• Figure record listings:
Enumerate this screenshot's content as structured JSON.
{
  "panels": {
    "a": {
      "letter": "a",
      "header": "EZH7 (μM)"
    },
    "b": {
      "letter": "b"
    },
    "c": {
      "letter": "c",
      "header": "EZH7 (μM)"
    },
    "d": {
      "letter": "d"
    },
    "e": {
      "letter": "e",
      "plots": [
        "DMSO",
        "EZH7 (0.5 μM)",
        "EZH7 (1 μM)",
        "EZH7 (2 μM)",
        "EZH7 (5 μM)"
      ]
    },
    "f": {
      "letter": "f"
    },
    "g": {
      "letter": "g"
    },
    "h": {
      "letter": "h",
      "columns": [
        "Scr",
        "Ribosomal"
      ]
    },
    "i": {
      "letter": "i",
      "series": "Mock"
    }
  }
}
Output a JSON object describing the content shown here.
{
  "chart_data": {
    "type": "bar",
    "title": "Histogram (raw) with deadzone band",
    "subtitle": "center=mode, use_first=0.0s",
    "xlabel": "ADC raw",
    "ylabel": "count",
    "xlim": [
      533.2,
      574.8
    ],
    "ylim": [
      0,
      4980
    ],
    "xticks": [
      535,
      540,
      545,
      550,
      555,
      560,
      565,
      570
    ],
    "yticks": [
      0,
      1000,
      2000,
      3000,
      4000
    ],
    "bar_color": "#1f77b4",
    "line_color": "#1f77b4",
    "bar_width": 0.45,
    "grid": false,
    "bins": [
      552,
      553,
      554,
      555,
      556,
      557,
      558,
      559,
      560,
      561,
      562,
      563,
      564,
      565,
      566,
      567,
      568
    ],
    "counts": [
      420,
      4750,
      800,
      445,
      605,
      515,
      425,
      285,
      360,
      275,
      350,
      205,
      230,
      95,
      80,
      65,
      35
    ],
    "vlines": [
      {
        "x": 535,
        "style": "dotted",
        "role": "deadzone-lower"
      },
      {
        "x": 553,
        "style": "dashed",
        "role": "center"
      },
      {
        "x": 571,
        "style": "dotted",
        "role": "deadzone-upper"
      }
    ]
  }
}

• Exercise: State how many lines of the listing include the word "deadzone". Reply with the number alone.

• Response to the task: 3